■ Exercise directions ■
Transcribe the data that follows precisely, omitting nothing.

■ Provided records ■
--- --- ---
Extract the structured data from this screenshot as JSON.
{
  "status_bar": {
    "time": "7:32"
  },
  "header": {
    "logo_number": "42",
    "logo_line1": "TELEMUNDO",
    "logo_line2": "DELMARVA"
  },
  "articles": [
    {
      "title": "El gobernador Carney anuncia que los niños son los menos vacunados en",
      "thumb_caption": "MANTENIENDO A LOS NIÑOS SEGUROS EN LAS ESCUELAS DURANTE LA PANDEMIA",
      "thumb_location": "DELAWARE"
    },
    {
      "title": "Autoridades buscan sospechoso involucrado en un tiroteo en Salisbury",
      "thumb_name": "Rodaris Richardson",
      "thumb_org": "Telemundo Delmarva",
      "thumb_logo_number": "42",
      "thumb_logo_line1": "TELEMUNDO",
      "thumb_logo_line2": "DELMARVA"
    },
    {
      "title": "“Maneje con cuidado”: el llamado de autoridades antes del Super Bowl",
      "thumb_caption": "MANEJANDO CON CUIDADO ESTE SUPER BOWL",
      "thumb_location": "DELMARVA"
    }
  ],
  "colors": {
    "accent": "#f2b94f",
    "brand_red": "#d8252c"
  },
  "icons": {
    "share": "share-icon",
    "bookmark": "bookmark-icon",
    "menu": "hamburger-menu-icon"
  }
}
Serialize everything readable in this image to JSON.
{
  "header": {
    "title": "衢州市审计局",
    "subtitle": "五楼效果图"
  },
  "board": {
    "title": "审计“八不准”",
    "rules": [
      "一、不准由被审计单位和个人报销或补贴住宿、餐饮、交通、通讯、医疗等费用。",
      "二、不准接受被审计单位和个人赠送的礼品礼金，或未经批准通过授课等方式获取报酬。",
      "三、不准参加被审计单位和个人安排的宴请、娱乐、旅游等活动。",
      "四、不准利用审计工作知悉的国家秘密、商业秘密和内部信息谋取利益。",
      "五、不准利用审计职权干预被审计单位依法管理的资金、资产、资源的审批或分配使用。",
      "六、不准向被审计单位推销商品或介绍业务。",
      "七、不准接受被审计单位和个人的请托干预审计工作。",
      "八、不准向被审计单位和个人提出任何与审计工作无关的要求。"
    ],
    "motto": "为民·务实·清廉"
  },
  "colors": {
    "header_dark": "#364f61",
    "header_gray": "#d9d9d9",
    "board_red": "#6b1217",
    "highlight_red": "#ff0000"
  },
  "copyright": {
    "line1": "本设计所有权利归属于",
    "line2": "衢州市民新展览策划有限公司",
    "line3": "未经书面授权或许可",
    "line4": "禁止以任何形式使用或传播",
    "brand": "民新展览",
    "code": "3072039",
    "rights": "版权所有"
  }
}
--- --- ---
■ Task solution ■
Extract the structured data from this screenshot as JSON.
{
  "status_bar": {
    "time": "7:32"
  },
  "header": {
    "logo_number": "42",
    "logo_line1": "TELEMUNDO",
    "logo_line2": "DELMARVA"
  },
  "articles": [
    {
      "title": "El gobernador Carney anuncia que los niños son los menos vacunados en",
      "thumb_caption": "MANTENIENDO A LOS NIÑOS SEGUROS EN LAS ESCUELAS DURANTE LA PANDEMIA",
      "thumb_location": "DELAWARE"
    },
    {
      "title": "Autoridades buscan sospechoso involucrado en un tiroteo en Salisbury",
      "thumb_name": "Rodaris Richardson",
      "thumb_org": "Telemundo Delmarva",
      "thumb_logo_number": "42",
      "thumb_logo_line1": "TELEMUNDO",
      "thumb_logo_line2": "DELMARVA"
    },
    {
      "title": "“Maneje con cuidado”: el llamado de autoridades antes del Super Bowl",
      "thumb_caption": "MANEJANDO CON CUIDADO ESTE SUPER BOWL",
      "thumb_location": "DELMARVA"
    }
  ],
  "colors": {
    "accent": "#f2b94f",
    "brand_red": "#d8252c"
  },
  "icons": {
    "share": "share-icon",
    "bookmark": "bookmark-icon",
    "menu": "hamburger-menu-icon"
  }
}
Serialize everything readable in this image to JSON.
{
  "header": {
    "title": "衢州市审计局",
    "subtitle": "五楼效果图"
  },
  "board": {
    "title": "审计“八不准”",
    "rules": [
      "一、不准由被审计单位和个人报销或补贴住宿、餐饮、交通、通讯、医疗等费用。",
      "二、不准接受被审计单位和个人赠送的礼品礼金，或未经批准通过授课等方式获取报酬。",
      "三、不准参加被审计单位和个人安排的宴请、娱乐、旅游等活动。",
      "四、不准利用审计工作知悉的国家秘密、商业秘密和内部信息谋取利益。",
      "五、不准利用审计职权干预被审计单位依法管理的资金、资产、资源的审批或分配使用。",
      "六、不准向被审计单位推销商品或介绍业务。",
      "七、不准接受被审计单位和个人的请托干预审计工作。",
      "八、不准向被审计单位和个人提出任何与审计工作无关的要求。"
    ],
    "motto": "为民·务实·清廉"
  },
  "colors": {
    "header_dark": "#364f61",
    "header_gray": "#d9d9d9",
    "board_red": "#6b1217",
    "highlight_red": "#ff0000"
  },
  "copyright": {
    "line1": "本设计所有权利归属于",
    "line2": "衢州市民新展览策划有限公司",
    "line3": "未经书面授权或许可",
    "line4": "禁止以任何形式使用或传播",
    "brand": "民新展览",
    "code": "3072039",
    "rights": "版权所有"
  }
}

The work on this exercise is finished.